• [What is asked]: Which lines hold the word "Marielle"? Copy each of them.

• [Data provided]:
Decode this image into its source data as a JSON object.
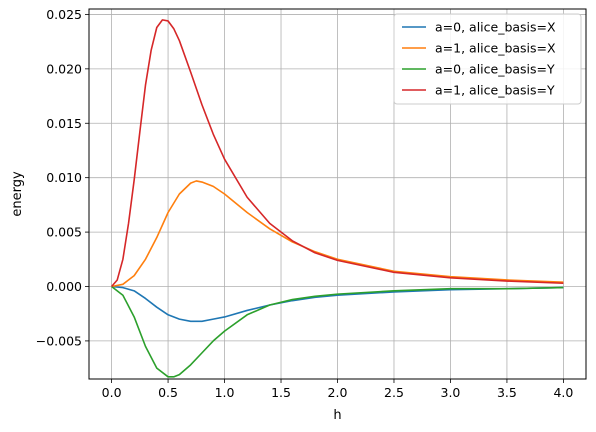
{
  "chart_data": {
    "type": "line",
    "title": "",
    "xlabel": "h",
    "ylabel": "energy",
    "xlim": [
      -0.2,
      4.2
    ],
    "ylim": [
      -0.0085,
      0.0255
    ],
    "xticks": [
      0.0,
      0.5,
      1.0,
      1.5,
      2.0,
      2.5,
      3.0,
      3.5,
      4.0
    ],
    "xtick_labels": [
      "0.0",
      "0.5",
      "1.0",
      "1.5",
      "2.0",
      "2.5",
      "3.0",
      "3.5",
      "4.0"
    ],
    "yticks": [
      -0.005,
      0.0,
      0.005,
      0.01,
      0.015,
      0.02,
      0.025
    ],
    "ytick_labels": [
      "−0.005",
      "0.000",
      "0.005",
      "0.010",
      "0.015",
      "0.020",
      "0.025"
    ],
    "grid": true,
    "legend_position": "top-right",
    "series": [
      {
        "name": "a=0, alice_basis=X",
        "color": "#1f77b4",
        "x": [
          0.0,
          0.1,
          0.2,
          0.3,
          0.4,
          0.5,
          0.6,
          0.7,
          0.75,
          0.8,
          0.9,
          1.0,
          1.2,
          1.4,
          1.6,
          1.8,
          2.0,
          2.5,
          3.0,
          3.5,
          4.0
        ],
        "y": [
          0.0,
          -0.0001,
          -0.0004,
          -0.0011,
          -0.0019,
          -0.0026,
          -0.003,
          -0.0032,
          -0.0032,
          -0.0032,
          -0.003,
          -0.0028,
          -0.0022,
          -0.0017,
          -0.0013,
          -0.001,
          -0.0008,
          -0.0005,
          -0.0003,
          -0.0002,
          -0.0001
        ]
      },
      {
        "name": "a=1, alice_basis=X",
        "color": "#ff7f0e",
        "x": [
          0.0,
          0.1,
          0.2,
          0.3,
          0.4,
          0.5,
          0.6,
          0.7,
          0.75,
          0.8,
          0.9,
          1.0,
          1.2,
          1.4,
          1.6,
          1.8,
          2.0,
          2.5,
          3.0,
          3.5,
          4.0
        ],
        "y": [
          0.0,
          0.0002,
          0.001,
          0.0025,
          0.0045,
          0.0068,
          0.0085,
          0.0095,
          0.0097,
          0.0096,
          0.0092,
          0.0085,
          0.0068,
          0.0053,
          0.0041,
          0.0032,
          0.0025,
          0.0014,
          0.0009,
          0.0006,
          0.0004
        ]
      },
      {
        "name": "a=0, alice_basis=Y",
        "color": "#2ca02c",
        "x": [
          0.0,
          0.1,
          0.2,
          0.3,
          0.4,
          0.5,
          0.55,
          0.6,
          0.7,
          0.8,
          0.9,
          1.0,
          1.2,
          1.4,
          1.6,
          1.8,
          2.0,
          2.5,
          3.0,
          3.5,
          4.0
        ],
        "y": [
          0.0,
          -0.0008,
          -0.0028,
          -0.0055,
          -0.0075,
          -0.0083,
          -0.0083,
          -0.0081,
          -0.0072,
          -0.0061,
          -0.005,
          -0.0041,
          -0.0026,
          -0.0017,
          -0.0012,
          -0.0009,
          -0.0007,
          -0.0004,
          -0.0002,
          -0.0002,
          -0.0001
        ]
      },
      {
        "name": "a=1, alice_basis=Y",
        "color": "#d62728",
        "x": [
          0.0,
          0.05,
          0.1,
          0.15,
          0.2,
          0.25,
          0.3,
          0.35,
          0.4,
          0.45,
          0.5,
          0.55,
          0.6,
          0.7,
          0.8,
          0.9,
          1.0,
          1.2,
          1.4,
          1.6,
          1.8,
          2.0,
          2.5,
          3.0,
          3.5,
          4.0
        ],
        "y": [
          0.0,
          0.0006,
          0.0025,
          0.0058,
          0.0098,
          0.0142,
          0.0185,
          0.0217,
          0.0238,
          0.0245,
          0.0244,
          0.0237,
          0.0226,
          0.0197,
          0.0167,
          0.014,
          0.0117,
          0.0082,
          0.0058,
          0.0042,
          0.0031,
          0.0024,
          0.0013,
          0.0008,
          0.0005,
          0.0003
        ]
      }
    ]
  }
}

...

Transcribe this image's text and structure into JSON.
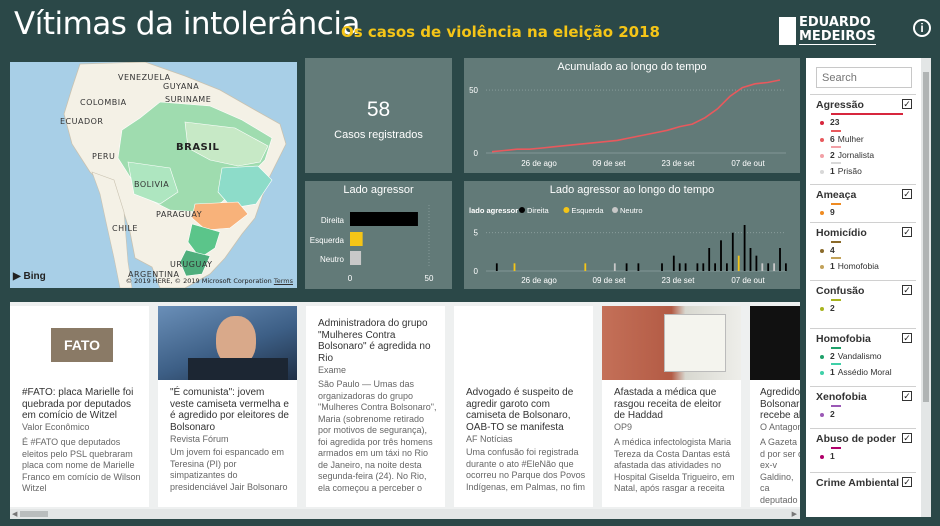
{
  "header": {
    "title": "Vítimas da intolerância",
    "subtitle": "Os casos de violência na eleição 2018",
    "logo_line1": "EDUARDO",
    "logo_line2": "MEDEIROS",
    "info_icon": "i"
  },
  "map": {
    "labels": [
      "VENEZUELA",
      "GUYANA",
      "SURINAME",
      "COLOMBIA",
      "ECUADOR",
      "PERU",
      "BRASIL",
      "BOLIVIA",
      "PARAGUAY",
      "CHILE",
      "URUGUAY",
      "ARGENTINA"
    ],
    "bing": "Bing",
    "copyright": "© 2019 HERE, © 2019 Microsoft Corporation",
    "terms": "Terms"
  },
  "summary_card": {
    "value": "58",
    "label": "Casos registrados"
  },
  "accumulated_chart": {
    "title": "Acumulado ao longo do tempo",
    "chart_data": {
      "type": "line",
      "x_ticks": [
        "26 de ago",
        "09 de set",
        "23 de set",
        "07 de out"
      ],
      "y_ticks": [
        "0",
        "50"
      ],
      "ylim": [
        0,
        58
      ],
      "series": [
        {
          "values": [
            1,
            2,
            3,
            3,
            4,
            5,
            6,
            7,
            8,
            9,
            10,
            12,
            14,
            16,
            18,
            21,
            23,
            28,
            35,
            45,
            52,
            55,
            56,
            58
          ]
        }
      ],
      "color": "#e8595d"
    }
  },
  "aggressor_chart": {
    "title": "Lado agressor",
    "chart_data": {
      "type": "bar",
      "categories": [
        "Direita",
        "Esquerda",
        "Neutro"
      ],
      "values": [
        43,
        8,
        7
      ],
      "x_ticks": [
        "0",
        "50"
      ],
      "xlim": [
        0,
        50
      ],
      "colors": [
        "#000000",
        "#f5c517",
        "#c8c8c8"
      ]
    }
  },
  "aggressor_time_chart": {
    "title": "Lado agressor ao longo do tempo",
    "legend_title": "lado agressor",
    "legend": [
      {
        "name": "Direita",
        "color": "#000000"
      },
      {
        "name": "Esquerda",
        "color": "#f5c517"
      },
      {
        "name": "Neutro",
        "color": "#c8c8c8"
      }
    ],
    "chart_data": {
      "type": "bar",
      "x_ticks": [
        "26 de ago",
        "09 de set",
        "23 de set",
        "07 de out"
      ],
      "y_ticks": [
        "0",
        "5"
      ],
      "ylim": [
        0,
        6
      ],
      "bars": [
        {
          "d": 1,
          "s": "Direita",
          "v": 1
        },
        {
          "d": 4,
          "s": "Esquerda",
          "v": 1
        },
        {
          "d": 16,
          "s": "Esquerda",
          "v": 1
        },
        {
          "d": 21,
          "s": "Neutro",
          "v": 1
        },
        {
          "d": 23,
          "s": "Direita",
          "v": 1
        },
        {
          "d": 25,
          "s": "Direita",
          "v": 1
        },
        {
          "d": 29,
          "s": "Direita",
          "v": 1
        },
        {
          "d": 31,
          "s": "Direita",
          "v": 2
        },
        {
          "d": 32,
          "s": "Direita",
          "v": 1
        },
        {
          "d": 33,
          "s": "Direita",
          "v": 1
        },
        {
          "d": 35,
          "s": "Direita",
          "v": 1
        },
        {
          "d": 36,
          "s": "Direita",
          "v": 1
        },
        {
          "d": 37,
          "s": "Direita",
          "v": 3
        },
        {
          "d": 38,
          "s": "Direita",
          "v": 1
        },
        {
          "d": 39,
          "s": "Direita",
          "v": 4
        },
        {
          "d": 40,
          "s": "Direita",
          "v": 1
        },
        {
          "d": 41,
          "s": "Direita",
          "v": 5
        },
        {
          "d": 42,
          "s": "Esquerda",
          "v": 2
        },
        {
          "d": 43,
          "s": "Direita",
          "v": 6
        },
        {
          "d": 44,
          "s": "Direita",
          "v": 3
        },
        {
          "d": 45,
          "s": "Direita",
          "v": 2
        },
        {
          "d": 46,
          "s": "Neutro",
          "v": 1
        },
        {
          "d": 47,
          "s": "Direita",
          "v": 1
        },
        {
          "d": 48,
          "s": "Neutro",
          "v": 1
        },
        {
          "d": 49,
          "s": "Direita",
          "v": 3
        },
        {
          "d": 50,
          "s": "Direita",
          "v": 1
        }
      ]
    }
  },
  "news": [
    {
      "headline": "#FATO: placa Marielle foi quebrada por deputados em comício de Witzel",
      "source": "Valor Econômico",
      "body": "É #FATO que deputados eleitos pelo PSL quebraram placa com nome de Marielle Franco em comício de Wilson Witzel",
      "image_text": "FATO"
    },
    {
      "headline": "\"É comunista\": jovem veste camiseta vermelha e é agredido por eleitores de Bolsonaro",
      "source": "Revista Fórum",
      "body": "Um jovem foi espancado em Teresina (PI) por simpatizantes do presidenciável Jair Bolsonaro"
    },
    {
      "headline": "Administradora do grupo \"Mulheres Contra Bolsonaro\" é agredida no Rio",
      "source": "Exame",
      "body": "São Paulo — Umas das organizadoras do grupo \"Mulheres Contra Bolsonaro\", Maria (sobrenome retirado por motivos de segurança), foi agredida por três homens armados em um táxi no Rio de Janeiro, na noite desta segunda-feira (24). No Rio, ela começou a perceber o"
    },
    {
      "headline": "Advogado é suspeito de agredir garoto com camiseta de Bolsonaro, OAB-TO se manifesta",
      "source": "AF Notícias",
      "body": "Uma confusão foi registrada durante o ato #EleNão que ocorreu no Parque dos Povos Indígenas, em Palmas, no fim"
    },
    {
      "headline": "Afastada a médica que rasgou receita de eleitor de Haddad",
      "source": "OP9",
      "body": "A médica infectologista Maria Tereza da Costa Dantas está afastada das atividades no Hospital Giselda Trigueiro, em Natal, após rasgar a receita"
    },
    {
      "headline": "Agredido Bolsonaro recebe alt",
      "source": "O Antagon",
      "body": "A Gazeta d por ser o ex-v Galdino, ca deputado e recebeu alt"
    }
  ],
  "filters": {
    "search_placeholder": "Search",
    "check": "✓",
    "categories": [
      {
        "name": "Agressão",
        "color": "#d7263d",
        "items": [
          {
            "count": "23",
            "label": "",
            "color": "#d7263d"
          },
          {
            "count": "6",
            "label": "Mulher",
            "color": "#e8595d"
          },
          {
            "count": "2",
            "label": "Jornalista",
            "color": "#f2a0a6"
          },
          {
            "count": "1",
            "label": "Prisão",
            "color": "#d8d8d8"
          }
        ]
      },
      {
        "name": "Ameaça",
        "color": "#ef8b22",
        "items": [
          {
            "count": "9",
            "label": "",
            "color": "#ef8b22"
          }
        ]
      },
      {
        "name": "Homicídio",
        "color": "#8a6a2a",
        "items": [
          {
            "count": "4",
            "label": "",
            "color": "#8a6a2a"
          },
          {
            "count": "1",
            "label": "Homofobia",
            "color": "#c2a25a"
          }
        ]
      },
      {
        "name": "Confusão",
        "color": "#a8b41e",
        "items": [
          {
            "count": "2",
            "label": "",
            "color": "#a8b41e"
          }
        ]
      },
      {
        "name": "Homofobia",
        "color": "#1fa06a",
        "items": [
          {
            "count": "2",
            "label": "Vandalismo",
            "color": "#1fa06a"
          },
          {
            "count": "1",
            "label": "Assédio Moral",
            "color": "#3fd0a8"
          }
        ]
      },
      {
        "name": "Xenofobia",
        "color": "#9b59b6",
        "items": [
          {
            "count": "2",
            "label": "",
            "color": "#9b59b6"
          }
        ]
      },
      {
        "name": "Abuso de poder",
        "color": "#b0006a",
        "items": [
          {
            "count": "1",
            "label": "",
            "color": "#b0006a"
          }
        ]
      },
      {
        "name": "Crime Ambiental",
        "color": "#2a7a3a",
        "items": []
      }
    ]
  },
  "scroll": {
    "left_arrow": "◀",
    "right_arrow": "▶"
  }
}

* * *

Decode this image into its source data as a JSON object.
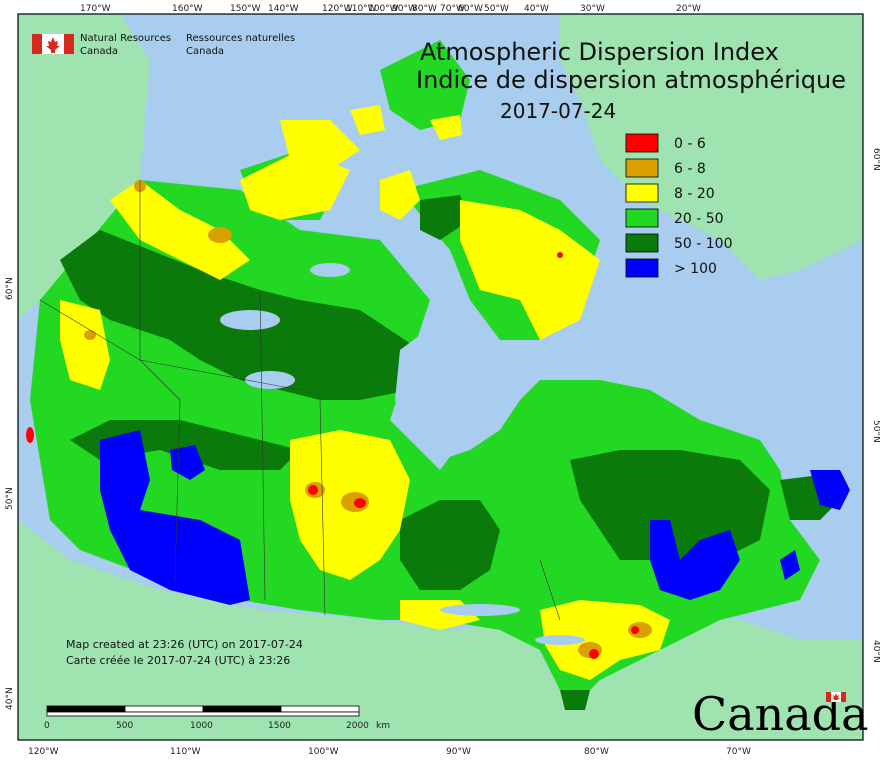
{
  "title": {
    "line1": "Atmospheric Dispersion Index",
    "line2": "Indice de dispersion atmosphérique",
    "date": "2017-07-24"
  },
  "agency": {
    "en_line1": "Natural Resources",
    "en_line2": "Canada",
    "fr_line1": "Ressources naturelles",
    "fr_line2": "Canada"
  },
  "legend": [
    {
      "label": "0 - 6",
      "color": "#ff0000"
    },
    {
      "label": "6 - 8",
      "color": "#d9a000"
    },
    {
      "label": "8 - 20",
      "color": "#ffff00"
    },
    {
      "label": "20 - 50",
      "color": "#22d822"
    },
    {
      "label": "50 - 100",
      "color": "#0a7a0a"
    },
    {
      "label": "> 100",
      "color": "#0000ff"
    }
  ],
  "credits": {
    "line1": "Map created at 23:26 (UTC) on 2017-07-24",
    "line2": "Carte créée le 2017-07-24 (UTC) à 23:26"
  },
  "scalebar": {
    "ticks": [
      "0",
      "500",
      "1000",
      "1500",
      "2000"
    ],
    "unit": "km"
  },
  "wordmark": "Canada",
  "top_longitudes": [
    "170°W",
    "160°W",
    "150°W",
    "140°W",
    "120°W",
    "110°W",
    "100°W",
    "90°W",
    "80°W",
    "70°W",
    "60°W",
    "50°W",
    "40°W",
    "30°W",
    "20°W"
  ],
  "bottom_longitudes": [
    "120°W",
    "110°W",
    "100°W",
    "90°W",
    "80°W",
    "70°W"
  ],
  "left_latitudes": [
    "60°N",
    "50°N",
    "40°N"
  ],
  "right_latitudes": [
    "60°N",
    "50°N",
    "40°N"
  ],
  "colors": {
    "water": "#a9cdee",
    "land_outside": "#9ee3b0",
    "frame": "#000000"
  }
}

• [Solution to the problem]:
      "headline": "#FATO: placa Marielle foi quebrada por deputados em comício de Witzel",
      "body": "É #FATO que deputados eleitos pelo PSL quebraram placa com nome de Marielle Franco em comício de Wilson Witzel",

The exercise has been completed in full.